» Texto para análise:

Rondônia: em audiência pública, indígenas chamam a atenção para a precária situação da educação no estado

Cimi – Regional Rondônia

“Só com segurança de nossos territórios demarcados viveremos uma vida de liberdade e dignidade” (Antonio Poruborá).

Audiência pública realizada na Assembleia Legislativa de Porto Velho, estado de Rondônia, tratou de diversos problemas enfrentados pelos diferentes povos indígenas do estado, com maior ênfase para a educação escolar indígena. Realizada no dia 26, a audiência foi solicitada pelas comunidades indígenas e requerida pelo deputado Cláudio Carvalho (PT/RO).

Os integrantes da mesa, formada por representantes indígenas, Ministério Público Federal, Conselho de Missão entre Índios (COMIN), Conselho Indigenista Missionário e parlamentares, foram unânimes em afirmar que para que tenham educação específica, diferenciada e de qualidade, as comunidades indígenas precisam ter seus territórios demarcados e sem a presença de invasores e desmatadores.

» Objetivo do exercício:
Por favor, retome o texto sobre a audiência pública com indígenas em Rondônia e dê continuidade a ele a partir da última frase apresentada. Os itens não servem para nada aqui.

» Conjunto de itens:

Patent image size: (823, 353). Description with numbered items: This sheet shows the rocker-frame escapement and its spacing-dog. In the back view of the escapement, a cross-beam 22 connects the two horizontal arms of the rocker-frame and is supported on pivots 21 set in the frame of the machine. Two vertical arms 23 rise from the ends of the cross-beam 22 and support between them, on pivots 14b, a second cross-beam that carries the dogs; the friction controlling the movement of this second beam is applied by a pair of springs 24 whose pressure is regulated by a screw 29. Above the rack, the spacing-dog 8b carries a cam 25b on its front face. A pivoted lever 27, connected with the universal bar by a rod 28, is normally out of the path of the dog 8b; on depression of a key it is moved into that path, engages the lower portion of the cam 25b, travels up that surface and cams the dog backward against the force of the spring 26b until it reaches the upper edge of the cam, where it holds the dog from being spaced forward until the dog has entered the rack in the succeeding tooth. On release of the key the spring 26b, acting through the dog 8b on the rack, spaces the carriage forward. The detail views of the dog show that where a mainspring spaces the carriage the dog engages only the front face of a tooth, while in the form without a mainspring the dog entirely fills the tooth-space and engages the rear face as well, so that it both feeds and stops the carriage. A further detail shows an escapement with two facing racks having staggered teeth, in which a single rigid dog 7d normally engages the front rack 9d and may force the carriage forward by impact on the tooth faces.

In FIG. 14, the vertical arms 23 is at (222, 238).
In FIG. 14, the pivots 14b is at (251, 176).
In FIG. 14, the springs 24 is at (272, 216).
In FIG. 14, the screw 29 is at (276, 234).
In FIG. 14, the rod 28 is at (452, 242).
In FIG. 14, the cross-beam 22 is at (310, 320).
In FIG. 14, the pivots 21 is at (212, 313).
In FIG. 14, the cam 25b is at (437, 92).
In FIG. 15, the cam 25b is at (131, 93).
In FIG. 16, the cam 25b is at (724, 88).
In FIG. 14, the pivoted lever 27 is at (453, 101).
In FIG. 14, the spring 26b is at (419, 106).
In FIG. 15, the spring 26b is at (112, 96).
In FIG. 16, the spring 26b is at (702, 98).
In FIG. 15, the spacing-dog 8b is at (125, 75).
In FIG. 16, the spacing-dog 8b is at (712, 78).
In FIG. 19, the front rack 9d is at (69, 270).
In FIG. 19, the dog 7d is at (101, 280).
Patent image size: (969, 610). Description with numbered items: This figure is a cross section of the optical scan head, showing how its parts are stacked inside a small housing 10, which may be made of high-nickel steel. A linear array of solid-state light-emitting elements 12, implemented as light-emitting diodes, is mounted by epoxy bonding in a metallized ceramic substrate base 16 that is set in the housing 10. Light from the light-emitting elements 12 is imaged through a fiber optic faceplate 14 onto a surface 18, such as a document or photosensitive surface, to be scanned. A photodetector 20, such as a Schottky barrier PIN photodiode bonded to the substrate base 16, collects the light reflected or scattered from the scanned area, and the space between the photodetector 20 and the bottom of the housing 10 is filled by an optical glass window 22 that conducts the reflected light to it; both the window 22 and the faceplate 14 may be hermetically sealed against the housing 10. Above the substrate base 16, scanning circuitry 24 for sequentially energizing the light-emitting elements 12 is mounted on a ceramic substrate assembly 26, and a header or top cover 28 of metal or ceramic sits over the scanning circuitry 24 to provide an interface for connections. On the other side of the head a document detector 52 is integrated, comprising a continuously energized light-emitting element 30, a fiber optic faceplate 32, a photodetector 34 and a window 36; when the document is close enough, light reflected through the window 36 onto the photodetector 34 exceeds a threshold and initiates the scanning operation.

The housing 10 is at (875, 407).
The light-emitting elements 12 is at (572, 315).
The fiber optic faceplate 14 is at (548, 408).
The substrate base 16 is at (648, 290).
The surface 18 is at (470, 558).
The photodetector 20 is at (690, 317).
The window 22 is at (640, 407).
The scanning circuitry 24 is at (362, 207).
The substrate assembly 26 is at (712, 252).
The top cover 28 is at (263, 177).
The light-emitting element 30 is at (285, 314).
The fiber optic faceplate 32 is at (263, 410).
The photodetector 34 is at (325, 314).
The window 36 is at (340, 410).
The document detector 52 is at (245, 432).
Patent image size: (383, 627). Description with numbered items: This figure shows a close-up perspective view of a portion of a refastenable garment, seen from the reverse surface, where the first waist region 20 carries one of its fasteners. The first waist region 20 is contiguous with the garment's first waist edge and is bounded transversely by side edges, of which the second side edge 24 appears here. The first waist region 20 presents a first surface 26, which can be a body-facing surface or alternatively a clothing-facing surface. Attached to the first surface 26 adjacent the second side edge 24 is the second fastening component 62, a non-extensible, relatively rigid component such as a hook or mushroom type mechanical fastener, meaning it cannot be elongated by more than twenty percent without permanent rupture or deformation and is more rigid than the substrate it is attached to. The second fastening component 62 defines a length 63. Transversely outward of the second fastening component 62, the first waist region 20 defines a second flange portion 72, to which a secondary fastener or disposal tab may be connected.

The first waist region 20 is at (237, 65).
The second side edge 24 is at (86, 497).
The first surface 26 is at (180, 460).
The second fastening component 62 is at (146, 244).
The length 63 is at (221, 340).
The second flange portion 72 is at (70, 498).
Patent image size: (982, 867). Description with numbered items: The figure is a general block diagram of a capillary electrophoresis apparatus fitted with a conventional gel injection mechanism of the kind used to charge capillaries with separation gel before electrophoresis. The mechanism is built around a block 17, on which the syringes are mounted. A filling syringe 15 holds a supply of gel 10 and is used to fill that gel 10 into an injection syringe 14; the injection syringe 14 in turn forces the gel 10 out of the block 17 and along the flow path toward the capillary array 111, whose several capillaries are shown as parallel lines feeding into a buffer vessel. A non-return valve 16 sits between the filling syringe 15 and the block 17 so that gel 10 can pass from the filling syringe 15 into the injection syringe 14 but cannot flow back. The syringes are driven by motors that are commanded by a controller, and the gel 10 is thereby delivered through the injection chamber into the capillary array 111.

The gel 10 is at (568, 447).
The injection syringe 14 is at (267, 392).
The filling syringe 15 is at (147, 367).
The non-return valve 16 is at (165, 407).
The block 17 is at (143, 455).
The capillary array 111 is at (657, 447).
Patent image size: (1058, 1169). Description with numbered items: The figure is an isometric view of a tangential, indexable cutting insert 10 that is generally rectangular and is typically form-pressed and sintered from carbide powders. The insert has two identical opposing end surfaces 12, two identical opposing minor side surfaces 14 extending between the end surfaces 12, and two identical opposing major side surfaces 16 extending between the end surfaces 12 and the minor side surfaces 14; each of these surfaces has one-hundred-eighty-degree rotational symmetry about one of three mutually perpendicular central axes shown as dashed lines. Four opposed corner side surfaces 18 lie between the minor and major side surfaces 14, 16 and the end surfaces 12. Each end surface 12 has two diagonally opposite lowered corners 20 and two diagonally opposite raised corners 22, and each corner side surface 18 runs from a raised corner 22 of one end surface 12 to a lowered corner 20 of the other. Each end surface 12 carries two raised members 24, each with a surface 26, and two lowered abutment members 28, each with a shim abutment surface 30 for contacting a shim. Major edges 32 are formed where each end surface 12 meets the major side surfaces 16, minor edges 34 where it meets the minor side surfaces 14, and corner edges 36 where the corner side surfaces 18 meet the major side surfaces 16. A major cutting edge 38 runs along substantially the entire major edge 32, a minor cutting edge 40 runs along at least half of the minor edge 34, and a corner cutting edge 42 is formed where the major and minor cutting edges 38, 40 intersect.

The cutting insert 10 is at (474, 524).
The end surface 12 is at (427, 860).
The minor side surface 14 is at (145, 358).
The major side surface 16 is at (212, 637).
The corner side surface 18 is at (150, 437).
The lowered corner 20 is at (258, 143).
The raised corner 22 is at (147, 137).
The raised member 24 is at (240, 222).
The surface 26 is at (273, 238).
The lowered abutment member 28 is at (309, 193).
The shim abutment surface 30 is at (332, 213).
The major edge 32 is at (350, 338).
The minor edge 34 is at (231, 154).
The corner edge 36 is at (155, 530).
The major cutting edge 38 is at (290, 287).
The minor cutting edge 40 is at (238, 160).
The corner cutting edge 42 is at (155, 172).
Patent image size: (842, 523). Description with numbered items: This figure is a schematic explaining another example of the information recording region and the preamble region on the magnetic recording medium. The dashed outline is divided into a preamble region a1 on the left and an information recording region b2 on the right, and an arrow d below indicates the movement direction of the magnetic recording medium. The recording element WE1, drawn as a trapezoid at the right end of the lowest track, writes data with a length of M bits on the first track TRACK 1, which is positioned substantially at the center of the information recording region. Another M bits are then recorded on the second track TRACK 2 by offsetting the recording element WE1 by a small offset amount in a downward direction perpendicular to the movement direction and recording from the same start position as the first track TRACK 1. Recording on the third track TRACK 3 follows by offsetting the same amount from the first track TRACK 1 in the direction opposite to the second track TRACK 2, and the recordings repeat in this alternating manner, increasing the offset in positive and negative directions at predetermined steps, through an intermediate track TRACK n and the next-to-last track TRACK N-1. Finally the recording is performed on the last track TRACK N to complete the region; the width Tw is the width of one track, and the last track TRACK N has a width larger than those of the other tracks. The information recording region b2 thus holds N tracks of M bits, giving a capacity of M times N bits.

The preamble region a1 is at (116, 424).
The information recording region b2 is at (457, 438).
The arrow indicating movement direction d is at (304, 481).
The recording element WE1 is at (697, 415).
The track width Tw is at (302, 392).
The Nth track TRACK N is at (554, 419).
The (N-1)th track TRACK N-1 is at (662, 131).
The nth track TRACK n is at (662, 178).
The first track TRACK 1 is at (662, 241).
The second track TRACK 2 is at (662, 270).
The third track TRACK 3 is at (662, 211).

» Resposta do exercício:
Dentre as reivindicações apresentadas pelas lideranças indígenas presentes à audiência, está a solicitação de mudanças na coordenação da Secretaria de Educação de Rondônia, devido ao total descaso com a educação indígena. Segundo os indígenas, mais de mil jovens não têm acesso à escola em suas terras, o que os obriga a se deslocar para as cidades, ficando sujeitos a todo o tipo de vício e violência presentes na sociedade envolvente.

Nos povos onde se tentou iniciar o ensino médio contava-se com um ou dois professores, não indígenas, para atender a todas as disciplinas, o mesmo ocorrendo com o segundo seguimento do ensino fundamental (6º ao 9º ano). A única escola de ensino médio em funcionamento no Estado é a do povo Karitiana, localizada em Porto Velho.

Os indígenas denunciam que tudo na educação escolar indígena é difícil, precário e sem perspectiva de melhorias, apenas 10% das escolas indígenas tem espaço físico para funcionar adequadamente, 90% se encontram em condições precárias, e algumas chegam a colocar em risco a vida de alunos e professores.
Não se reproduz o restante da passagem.